━━ MATERIAL

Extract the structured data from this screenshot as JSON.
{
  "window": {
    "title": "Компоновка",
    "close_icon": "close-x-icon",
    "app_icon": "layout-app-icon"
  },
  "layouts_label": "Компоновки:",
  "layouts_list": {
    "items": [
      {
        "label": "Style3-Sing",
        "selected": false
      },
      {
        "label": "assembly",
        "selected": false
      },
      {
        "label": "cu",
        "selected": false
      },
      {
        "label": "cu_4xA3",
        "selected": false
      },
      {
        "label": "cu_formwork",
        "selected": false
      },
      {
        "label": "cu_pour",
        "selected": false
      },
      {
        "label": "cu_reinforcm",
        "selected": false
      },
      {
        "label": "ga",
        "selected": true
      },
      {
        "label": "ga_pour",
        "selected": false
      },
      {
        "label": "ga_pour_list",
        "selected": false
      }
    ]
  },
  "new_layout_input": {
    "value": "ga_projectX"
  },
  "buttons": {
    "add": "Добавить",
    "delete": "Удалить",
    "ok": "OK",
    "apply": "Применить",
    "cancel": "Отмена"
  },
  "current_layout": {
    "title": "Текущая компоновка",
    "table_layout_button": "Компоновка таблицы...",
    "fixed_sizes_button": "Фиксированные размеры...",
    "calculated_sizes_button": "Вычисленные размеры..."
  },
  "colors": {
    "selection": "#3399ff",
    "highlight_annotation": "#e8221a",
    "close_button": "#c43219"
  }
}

━━━━

YOUR GOAL: Repeat the material above in full, quoting it exactly.

TASK ANSWER:
Extract the structured data from this screenshot as JSON.
{
  "window": {
    "title": "Компоновка",
    "close_icon": "close-x-icon",
    "app_icon": "layout-app-icon"
  },
  "layouts_label": "Компоновки:",
  "layouts_list": {
    "items": [
      {
        "label": "Style3-Sing",
        "selected": false
      },
      {
        "label": "assembly",
        "selected": false
      },
      {
        "label": "cu",
        "selected": false
      },
      {
        "label": "cu_4xA3",
        "selected": false
      },
      {
        "label": "cu_formwork",
        "selected": false
      },
      {
        "label": "cu_pour",
        "selected": false
      },
      {
        "label": "cu_reinforcm",
        "selected": false
      },
      {
        "label": "ga",
        "selected": true
      },
      {
        "label": "ga_pour",
        "selected": false
      },
      {
        "label": "ga_pour_list",
        "selected": false
      }
    ]
  },
  "new_layout_input": {
    "value": "ga_projectX"
  },
  "buttons": {
    "add": "Добавить",
    "delete": "Удалить",
    "ok": "OK",
    "apply": "Применить",
    "cancel": "Отмена"
  },
  "current_layout": {
    "title": "Текущая компоновка",
    "table_layout_button": "Компоновка таблицы...",
    "fixed_sizes_button": "Фиксированные размеры...",
    "calculated_sizes_button": "Вычисленные размеры..."
  },
  "colors": {
    "selection": "#3399ff",
    "highlight_annotation": "#e8221a",
    "close_button": "#c43219"
  }
}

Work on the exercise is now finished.